[Extracted data entries]
■ ■ ■ ■

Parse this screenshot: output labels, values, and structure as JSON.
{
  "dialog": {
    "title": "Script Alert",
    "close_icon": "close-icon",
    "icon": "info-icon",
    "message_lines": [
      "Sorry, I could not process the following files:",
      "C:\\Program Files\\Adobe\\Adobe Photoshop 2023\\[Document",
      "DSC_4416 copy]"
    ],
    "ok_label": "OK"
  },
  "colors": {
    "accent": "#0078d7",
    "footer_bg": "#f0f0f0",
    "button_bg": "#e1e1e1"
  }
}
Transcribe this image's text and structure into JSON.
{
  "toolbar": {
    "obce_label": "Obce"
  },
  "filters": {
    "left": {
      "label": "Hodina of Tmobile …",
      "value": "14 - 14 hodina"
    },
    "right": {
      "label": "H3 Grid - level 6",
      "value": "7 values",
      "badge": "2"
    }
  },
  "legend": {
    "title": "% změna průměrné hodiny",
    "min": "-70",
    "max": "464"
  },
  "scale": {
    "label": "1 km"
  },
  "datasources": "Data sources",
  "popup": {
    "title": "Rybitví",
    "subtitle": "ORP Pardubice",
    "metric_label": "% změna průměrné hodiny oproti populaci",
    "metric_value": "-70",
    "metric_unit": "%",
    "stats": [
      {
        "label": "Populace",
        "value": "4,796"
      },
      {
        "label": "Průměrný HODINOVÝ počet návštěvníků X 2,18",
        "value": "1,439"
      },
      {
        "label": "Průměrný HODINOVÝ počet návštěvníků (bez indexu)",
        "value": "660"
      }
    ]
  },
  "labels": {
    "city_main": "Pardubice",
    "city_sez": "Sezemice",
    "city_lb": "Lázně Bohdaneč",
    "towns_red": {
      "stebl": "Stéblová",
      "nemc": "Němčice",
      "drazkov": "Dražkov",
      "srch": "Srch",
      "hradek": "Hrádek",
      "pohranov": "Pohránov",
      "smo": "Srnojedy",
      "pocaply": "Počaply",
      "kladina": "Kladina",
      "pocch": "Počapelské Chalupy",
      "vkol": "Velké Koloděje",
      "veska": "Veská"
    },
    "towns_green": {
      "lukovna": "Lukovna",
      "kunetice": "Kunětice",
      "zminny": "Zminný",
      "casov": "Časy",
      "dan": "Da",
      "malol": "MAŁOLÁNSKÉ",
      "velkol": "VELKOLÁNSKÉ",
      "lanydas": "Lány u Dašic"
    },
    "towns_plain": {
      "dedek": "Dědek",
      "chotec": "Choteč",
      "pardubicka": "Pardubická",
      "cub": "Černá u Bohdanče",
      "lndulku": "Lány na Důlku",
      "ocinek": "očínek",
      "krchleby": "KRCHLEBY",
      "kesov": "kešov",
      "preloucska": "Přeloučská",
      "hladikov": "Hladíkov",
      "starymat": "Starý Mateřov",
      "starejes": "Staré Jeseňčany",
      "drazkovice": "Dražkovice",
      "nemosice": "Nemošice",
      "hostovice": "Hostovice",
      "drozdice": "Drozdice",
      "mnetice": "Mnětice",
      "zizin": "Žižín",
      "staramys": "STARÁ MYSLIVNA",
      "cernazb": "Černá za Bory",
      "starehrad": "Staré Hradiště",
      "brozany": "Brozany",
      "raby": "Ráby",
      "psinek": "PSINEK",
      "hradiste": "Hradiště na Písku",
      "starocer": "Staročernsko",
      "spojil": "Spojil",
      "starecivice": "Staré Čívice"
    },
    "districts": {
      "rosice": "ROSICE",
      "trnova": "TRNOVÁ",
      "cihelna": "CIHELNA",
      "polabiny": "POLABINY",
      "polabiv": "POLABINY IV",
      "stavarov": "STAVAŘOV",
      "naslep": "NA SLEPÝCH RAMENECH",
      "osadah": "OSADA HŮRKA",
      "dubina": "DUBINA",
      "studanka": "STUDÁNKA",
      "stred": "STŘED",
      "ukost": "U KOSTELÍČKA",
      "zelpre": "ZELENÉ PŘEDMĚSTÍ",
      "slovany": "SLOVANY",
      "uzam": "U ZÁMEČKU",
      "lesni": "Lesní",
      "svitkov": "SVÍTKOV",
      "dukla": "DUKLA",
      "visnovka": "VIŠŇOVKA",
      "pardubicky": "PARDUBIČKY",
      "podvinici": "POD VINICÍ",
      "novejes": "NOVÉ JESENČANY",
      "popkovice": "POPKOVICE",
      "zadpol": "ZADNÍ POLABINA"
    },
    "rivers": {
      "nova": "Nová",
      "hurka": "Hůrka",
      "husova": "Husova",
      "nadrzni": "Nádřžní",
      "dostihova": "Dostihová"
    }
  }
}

■ ■ ■ ■

» EXERCISE REQUIREMENTS
Report how many lines in the listing above include the word "HODINOVÝ". Give nothing but the number.

» FULL SOLUTION
2